Entries provided start

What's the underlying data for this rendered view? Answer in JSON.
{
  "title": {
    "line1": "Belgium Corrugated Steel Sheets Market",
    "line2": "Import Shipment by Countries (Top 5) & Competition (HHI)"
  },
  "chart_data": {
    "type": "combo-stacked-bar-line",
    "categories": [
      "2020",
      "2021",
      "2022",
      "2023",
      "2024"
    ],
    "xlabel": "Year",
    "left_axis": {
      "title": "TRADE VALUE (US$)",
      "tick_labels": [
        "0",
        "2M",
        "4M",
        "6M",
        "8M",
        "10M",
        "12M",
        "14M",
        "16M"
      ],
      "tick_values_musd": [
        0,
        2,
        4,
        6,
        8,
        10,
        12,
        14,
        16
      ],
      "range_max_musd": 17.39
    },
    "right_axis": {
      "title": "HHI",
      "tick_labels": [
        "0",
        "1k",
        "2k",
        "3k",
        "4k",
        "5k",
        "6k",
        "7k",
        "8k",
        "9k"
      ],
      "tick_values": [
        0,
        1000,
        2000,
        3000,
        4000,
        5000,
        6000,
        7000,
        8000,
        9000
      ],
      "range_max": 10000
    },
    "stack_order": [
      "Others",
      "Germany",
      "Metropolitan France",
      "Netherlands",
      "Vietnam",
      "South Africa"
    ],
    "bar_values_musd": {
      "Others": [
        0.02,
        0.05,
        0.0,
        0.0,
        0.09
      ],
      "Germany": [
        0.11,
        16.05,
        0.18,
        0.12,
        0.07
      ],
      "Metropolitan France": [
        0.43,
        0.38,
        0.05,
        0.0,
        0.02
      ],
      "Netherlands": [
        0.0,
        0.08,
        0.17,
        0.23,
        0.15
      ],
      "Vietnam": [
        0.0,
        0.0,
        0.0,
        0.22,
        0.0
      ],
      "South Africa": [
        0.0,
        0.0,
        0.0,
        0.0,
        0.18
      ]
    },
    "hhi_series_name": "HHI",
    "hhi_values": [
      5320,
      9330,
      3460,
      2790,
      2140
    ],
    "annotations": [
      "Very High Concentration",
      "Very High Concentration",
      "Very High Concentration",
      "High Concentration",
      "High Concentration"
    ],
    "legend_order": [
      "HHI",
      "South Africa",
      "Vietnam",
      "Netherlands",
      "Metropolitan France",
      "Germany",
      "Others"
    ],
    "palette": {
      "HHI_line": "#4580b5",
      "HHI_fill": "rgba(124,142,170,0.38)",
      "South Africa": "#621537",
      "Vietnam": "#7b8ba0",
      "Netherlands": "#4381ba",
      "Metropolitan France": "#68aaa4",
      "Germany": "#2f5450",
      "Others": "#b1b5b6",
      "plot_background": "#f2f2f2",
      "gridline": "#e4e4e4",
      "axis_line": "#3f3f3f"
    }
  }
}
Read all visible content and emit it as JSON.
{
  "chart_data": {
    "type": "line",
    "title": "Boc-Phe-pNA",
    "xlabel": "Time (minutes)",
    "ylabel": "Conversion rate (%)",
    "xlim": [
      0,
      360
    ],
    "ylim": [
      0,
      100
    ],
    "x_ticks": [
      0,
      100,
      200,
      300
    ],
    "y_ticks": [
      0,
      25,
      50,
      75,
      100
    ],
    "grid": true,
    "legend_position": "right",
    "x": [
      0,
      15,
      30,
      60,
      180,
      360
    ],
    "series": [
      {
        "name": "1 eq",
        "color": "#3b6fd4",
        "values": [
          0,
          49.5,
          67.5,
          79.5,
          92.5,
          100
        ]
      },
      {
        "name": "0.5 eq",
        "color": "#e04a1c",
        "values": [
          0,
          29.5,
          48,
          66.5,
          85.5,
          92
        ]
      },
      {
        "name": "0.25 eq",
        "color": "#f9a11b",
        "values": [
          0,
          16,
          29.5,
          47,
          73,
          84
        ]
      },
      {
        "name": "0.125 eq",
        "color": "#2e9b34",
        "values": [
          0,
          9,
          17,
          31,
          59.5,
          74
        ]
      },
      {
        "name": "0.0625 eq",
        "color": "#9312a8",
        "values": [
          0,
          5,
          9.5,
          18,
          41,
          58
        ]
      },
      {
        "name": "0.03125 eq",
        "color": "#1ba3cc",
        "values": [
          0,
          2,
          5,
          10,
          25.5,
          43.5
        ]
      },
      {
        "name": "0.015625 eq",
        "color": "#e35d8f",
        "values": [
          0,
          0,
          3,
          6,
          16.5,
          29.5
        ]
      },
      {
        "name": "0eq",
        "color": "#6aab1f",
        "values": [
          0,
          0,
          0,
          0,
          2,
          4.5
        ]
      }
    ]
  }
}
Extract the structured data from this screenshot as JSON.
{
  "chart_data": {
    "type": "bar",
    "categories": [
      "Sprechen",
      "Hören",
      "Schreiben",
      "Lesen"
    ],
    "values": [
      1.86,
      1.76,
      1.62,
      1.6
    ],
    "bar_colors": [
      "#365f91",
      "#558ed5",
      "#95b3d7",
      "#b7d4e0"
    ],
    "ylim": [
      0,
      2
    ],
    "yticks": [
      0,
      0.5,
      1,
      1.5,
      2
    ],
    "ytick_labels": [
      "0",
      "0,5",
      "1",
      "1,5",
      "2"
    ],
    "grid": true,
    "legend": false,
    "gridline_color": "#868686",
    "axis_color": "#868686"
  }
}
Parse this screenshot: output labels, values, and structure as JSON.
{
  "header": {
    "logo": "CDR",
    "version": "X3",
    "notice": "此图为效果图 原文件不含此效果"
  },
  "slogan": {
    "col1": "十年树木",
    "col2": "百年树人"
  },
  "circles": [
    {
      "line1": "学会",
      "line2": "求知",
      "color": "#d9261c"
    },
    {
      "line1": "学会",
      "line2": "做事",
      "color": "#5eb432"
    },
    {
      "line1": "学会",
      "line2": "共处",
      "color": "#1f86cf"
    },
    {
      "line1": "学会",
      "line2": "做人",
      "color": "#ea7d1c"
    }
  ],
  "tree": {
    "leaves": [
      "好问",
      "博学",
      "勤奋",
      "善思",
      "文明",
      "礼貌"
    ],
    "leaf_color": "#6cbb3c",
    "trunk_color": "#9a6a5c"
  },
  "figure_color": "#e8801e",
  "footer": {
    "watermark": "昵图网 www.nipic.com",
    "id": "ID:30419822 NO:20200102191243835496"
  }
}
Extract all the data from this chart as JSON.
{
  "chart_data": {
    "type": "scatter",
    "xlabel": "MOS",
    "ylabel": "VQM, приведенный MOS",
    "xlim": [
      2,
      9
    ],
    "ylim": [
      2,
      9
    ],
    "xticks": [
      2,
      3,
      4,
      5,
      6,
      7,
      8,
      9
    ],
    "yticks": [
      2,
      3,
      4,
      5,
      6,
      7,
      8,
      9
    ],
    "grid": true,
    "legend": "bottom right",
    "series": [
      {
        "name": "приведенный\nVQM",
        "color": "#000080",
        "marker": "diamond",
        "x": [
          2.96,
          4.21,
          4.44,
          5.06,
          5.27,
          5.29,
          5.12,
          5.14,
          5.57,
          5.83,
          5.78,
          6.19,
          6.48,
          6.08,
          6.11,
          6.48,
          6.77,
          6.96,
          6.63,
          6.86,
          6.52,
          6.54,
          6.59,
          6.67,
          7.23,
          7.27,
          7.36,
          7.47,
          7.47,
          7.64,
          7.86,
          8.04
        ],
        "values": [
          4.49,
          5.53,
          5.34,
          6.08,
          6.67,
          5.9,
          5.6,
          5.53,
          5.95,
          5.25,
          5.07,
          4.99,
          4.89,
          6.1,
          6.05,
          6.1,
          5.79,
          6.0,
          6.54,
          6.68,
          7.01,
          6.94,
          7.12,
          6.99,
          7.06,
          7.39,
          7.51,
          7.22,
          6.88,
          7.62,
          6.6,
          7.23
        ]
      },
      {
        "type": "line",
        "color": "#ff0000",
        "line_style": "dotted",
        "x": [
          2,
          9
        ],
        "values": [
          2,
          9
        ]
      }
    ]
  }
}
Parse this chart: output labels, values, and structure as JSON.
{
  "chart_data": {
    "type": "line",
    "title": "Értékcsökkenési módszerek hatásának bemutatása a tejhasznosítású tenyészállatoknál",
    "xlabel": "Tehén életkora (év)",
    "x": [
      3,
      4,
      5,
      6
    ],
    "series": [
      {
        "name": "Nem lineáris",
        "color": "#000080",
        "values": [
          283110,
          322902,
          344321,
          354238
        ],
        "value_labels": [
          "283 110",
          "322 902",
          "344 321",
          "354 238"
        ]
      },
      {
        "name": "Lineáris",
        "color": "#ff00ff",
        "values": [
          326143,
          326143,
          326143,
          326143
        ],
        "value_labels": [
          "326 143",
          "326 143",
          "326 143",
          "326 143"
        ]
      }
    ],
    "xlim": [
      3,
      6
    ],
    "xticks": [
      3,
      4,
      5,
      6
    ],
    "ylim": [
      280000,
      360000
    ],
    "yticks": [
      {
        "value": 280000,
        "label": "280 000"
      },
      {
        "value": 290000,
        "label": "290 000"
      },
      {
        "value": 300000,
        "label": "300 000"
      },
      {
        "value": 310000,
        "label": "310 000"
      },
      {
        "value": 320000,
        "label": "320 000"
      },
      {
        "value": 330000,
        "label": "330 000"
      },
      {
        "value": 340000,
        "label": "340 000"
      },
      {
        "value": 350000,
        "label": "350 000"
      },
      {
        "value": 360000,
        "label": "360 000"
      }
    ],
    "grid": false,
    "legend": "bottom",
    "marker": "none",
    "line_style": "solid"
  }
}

Entries provided end

■ What you will do: Give only the number of lines in the entries that contain "Metropolitan".

■ Result of this exercise: 4